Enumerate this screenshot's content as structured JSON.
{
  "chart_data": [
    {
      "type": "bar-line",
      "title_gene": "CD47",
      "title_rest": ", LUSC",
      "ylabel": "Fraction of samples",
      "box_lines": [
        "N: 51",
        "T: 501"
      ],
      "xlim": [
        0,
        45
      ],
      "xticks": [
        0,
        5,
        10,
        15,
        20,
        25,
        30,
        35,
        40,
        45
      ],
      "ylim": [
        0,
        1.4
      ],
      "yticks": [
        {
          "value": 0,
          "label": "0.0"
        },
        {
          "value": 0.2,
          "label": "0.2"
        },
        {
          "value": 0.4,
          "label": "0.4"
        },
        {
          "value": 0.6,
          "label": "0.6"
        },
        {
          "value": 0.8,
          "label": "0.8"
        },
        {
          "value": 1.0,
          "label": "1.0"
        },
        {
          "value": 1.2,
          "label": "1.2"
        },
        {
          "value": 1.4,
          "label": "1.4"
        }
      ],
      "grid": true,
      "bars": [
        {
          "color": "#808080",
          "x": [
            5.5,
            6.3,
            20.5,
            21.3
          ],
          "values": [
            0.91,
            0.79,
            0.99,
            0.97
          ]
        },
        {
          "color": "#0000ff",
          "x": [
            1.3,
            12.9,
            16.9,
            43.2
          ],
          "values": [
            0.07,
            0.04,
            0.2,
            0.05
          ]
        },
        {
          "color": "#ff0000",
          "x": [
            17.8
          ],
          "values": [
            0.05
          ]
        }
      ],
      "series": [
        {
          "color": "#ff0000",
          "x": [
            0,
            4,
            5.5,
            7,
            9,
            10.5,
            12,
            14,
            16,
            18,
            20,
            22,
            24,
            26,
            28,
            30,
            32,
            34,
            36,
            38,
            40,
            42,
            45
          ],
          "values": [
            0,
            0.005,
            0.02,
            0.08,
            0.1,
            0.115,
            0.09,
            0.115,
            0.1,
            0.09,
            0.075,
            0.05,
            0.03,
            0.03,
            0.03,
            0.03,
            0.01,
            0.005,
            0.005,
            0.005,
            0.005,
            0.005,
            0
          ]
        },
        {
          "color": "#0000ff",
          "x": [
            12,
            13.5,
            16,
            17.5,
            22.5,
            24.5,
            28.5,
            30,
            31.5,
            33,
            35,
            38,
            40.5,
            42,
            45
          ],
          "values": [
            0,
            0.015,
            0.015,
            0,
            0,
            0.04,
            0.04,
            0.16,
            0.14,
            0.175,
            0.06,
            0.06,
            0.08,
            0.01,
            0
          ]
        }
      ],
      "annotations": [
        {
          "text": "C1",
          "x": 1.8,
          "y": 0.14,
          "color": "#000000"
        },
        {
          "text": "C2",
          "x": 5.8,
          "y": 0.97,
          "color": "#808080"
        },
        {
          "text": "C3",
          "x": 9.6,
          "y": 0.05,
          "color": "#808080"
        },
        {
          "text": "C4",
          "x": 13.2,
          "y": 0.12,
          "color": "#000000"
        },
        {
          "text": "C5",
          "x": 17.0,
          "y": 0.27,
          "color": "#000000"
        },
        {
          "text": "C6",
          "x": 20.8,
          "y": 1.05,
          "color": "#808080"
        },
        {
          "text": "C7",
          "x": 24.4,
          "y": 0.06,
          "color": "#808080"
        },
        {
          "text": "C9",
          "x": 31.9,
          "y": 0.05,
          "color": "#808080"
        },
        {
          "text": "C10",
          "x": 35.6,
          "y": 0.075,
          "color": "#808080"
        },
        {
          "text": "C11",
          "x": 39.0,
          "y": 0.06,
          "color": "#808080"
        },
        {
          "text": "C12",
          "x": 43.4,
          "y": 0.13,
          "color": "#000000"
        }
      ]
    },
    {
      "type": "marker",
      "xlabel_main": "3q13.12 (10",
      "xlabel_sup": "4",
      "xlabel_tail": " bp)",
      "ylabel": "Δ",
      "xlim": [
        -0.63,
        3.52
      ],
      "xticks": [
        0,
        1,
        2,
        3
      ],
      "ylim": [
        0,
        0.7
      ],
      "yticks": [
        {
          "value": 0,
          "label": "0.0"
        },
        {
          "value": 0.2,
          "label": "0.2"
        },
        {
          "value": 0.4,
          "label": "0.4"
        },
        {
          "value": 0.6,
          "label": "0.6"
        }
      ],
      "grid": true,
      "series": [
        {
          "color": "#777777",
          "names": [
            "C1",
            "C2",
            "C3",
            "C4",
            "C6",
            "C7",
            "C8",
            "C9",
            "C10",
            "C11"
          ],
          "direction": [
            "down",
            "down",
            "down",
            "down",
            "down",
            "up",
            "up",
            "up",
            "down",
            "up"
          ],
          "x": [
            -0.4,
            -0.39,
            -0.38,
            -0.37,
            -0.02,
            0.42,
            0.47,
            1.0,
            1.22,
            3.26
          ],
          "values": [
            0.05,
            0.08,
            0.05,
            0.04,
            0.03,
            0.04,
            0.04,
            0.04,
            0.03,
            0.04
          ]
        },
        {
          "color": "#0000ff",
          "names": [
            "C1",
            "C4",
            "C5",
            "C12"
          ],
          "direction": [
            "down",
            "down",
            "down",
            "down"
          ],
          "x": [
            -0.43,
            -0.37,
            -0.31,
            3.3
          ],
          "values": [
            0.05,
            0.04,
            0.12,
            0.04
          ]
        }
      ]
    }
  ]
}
◇ ◇ ◇ ◇
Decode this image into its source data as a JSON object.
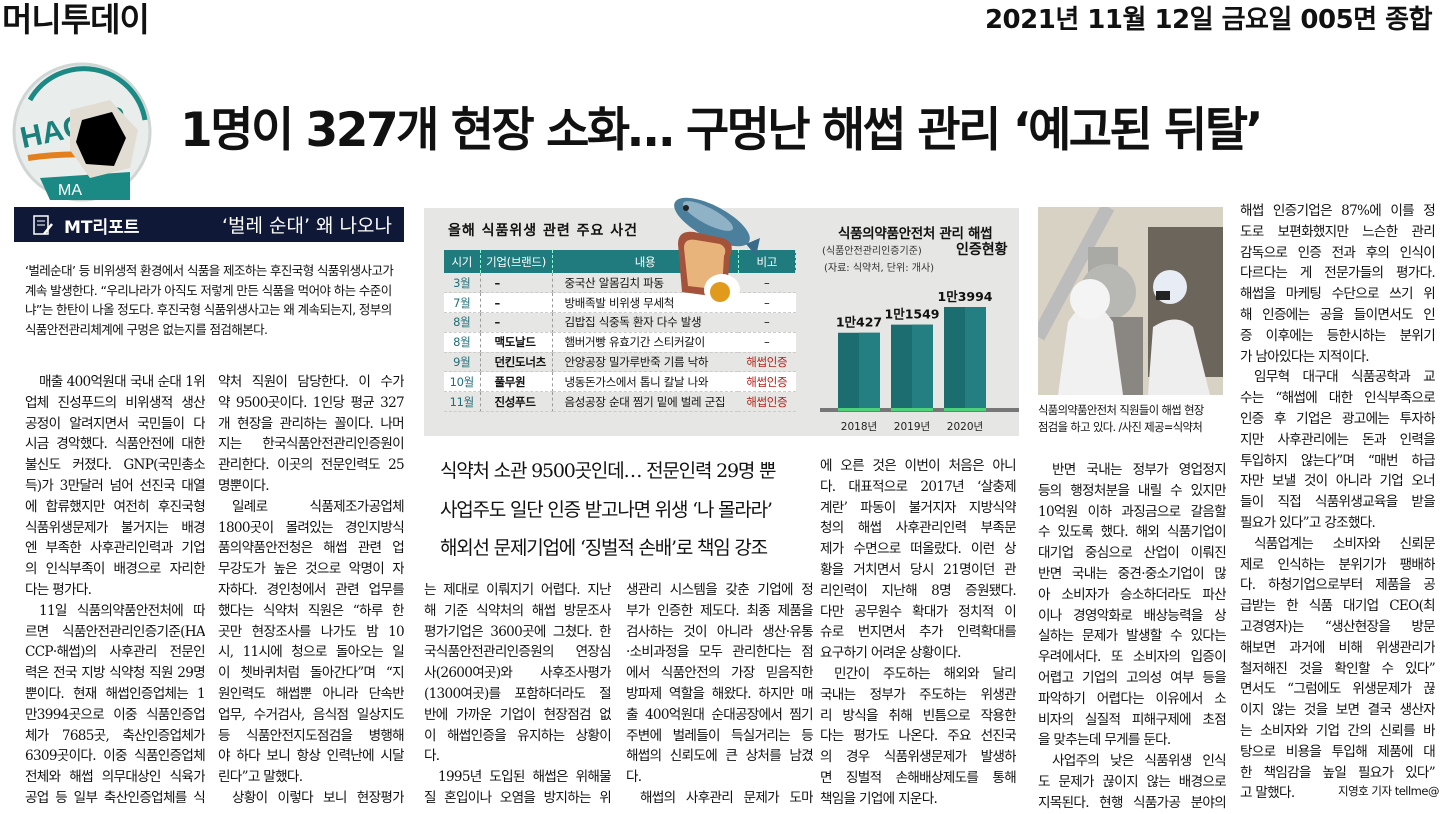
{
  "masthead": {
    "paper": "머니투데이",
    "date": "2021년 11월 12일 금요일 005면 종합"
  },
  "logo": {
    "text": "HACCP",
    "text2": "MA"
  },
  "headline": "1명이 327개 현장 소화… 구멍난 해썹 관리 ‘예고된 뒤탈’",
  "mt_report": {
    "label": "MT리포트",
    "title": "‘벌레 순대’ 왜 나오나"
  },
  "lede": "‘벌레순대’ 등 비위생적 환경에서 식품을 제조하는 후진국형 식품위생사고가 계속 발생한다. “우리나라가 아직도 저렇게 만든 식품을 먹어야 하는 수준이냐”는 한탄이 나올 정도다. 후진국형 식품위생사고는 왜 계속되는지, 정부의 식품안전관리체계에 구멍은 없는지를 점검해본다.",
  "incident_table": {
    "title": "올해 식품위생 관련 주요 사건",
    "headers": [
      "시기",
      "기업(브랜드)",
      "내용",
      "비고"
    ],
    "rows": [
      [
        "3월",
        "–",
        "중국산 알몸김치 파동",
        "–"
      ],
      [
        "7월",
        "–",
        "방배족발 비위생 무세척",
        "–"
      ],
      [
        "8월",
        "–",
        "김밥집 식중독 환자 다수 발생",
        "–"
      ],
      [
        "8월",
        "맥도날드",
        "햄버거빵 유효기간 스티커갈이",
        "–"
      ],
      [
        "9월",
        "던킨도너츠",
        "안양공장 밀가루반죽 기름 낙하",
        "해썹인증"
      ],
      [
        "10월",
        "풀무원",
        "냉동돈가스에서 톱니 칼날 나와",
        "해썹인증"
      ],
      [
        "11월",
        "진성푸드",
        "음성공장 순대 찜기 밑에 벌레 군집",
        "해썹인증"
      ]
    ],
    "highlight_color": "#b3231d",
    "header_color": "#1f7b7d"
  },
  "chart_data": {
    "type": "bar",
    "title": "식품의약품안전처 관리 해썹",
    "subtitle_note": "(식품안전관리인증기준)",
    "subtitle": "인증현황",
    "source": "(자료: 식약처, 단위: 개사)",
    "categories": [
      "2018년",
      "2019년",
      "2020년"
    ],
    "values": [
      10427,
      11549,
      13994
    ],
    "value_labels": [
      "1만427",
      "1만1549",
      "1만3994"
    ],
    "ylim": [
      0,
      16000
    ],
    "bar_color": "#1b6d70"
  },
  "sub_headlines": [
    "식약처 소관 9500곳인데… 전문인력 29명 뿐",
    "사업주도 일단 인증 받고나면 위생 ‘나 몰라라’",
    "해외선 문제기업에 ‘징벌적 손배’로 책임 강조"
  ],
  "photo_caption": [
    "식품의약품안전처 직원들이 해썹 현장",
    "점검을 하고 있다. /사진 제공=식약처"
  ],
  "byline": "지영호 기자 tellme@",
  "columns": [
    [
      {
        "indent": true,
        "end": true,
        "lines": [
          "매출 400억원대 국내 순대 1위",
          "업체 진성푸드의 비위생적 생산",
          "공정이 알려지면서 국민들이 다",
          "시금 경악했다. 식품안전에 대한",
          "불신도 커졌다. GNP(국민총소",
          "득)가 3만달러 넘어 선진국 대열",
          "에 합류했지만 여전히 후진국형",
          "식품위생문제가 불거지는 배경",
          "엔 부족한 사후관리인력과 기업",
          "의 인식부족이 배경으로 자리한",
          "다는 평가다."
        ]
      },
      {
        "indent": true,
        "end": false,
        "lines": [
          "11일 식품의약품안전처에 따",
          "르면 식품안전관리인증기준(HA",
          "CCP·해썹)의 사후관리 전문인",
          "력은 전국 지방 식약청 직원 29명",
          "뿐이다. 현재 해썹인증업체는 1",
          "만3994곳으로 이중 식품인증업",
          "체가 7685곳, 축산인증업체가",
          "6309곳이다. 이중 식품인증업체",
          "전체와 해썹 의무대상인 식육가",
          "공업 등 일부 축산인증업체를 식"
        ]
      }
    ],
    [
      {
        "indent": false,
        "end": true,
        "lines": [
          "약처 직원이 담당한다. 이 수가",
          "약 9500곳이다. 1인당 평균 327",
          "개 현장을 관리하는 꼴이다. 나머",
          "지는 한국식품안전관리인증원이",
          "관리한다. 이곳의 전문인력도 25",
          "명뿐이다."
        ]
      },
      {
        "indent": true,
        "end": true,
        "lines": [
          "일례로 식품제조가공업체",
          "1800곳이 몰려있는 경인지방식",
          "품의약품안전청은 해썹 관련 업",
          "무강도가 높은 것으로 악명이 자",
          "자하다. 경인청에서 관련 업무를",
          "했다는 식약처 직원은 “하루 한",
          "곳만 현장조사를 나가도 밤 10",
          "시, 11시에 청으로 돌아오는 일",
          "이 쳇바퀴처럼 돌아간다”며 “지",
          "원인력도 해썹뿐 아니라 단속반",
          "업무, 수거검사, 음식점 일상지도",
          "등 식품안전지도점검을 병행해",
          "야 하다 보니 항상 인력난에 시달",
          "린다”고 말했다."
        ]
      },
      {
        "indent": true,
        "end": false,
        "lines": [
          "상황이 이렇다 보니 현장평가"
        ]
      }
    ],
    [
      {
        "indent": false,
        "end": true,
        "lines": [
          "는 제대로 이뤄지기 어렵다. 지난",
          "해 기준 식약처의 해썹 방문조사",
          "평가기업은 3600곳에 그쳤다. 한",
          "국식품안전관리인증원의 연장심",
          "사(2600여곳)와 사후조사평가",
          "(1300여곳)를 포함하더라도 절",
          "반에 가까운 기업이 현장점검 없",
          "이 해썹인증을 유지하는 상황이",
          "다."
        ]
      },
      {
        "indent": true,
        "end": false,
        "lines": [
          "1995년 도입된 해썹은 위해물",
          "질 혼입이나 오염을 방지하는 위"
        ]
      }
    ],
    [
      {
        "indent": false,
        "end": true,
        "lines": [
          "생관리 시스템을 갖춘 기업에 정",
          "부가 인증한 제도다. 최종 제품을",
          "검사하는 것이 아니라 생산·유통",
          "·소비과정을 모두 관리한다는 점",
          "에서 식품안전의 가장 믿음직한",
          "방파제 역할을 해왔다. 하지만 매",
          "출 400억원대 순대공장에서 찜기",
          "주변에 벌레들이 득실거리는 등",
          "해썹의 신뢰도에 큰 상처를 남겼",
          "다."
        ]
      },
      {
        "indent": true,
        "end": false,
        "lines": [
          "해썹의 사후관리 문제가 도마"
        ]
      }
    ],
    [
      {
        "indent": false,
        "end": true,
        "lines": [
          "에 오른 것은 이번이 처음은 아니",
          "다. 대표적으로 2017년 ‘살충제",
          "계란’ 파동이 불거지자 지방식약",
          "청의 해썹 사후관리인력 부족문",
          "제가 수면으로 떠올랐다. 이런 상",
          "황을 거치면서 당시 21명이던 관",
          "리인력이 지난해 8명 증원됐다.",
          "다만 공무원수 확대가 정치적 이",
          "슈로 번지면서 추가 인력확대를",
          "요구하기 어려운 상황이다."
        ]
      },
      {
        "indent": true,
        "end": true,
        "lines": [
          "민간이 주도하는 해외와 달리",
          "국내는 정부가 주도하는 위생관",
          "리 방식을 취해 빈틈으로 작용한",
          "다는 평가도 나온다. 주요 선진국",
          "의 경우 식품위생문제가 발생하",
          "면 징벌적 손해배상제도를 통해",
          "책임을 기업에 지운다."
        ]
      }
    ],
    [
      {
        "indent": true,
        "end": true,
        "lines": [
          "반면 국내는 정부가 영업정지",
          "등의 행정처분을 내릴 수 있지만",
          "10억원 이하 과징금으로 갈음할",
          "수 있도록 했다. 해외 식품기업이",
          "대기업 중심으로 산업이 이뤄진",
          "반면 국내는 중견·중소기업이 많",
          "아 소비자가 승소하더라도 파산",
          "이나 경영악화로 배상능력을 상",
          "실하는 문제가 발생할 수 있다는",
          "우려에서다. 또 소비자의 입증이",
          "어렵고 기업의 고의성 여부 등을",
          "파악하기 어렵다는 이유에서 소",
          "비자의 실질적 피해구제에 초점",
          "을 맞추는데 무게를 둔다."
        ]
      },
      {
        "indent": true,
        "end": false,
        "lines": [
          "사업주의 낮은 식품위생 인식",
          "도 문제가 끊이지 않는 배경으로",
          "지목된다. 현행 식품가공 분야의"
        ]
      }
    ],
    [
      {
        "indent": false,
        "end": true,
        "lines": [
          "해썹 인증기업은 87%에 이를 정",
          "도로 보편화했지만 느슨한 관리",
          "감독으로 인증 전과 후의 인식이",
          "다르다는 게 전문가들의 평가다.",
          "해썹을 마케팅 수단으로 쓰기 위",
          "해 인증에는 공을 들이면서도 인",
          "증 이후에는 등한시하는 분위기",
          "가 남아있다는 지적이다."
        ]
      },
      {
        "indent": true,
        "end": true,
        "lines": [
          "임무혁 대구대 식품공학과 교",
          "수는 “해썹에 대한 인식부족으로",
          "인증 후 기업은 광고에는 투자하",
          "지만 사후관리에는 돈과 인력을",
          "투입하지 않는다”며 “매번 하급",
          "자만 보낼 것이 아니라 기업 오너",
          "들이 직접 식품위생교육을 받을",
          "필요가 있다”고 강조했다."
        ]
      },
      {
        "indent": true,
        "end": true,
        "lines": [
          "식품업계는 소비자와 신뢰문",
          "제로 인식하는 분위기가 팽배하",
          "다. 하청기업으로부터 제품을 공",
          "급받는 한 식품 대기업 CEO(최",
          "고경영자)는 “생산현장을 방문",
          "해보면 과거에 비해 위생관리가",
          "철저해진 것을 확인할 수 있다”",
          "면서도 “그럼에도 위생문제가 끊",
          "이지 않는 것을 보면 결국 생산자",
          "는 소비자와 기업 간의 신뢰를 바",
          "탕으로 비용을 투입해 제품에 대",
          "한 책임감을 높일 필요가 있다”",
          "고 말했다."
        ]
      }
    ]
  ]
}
◇ ◇ ◇ ◇
▶ What you have to do
Give the number of lines in the entries that hold the word "식품안전관리인증기준", and nothing else.

▶ Full output
2